• _Short task_
Without altering anything, repeat each of the records.
::: Dataset excerpts
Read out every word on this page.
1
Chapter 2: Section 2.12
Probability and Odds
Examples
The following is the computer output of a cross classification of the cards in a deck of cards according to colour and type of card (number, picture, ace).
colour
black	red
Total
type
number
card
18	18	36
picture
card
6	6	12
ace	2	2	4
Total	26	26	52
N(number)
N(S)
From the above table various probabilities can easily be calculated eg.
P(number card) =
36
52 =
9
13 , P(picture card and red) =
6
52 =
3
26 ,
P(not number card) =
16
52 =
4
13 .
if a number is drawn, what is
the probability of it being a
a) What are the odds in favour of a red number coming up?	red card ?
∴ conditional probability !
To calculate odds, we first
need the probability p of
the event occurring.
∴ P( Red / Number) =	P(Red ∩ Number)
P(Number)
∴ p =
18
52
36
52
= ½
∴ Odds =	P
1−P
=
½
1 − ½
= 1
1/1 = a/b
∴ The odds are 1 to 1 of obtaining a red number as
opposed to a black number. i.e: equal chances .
::::::
• _Correct result_
Read out every word on this page.
1
Chapter 2: Section 2.12
Probability and Odds
Examples
The following is the computer output of a cross classification of the cards in a deck of cards according to colour and type of card (number, picture, ace).
colour
black	red
Total
type
number
card
18	18	36
picture
card
6	6	12
ace	2	2	4
Total	26	26	52
N(number)
N(S)
From the above table various probabilities can easily be calculated eg.
P(number card) =
36
52 =
9
13 , P(picture card and red) =
6
52 =
3
26 ,
P(not number card) =
16
52 =
4
13 .
if a number is drawn, what is
the probability of it being a
a) What are the odds in favour of a red number coming up?	red card ?
∴ conditional probability !
To calculate odds, we first
need the probability p of
the event occurring.
∴ P( Red / Number) =	P(Red ∩ Number)
P(Number)
∴ p =
18
52
36
52
= ½
∴ Odds =	P
1−P
=
½
1 − ½
= 1
1/1 = a/b
∴ The odds are 1 to 1 of obtaining a red number as
opposed to a black number. i.e: equal chances .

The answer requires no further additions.